* [To be done]
Scan the records below. List lines holding "压下把手的过程中".

########

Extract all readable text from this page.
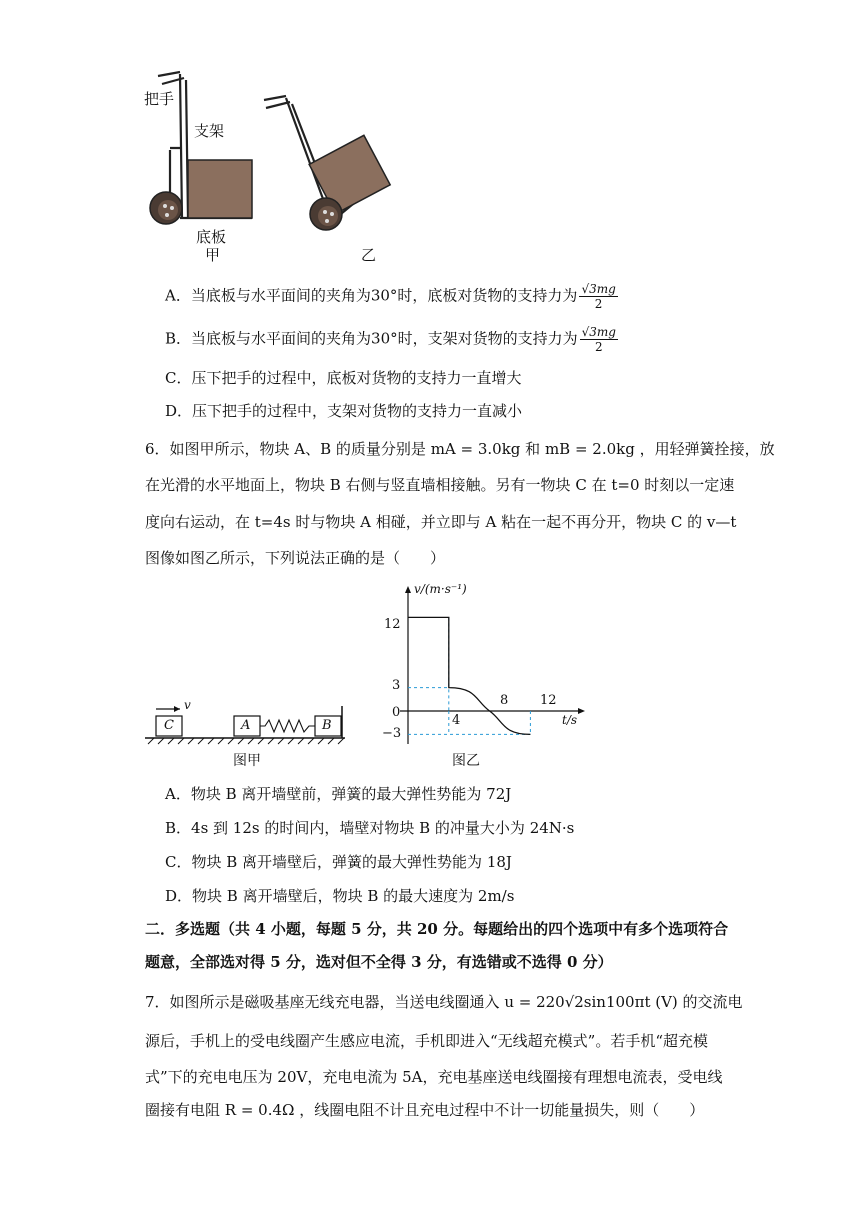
把手
支架
底板
甲	乙
A．当底板与水平面间的夹角为30°时，底板对货物的支持力为 $\frac{√3mg}{2}$
B．当底板与水平面间的夹角为30°时，支架对货物的支持力为 $\frac{√3mg}{2}$
C．压下把手的过程中，底板对货物的支持力一直增大
D．压下把手的过程中，支架对货物的支持力一直减小
6．如图甲所示，物块 A、B 的质量分别是 mA = 3.0kg 和 mB = 2.0kg ，用轻弹簧拴接，放
在光滑的水平地面上，物块 B 右侧与竖直墙相接触。另有一物块 C 在 t=0 时刻以一定速
度向右运动，在 t=4s 时与物块 A 相碰，并立即与 A 粘在一起不再分开，物块 C 的 v—t
图像如图乙所示，下列说法正确的是（　　）
v
C	A	B
图甲
v/(m·s⁻¹)
t/s
12
3
0
−3
4
8 12
图乙
A．物块 B 离开墙壁前，弹簧的最大弹性势能为 72J
B．4s 到 12s 的时间内，墙壁对物块 B 的冲量大小为 24N·s
C．物块 B 离开墙壁后，弹簧的最大弹性势能为 18J
D．物块 B 离开墙壁后，物块 B 的最大速度为 2m/s
二．多选题（共 4 小题，每题 5 分，共 20 分。每题给出的四个选项中有多个选项符合
题意，全部选对得 5 分，选对但不全得 3 分，有选错或不选得 0 分）
7．如图所示是磁吸基座无线充电器，当送电线圈通入 u = 220√2sin100πt (V) 的交流电
源后，手机上的受电线圈产生感应电流，手机即进入“无线超充模式”。若手机“超充模
式”下的充电电压为 20V，充电电流为 5A，充电基座送电线圈接有理想电流表，受电线
圈接有电阻 R = 0.4Ω ，线圈电阻不计且充电过程中不计一切能量损失，则（　　）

########

* [Right answer]
C．压下把手的过程中，底板对货物的支持力一直增大
D．压下把手的过程中，支架对货物的支持力一直减小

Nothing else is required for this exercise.